▶ _Given problem_
Copy every line of the records below that holds the word "text".

Stored records:
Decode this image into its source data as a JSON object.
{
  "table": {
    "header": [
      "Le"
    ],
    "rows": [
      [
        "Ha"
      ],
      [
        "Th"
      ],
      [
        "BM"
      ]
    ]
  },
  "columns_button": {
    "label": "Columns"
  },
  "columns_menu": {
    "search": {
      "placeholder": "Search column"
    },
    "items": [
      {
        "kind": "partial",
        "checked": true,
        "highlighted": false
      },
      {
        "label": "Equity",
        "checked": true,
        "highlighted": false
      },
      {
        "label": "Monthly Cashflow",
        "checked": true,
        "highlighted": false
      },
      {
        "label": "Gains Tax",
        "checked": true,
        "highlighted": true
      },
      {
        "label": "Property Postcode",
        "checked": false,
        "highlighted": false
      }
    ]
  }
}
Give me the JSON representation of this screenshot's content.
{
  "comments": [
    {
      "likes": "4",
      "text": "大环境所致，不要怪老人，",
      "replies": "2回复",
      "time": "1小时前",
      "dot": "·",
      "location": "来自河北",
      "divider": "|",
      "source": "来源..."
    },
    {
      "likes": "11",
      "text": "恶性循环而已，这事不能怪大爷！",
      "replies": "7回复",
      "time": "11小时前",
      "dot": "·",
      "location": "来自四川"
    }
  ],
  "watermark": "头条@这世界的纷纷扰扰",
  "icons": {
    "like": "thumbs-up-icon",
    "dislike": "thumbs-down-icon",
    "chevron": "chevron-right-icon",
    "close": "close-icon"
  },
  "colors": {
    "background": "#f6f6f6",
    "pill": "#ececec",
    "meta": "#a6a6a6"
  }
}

▶ _Written response_
      "text": "大环境所致，不要怪老人，",
      "text": "恶性循环而已，这事不能怪大爷！",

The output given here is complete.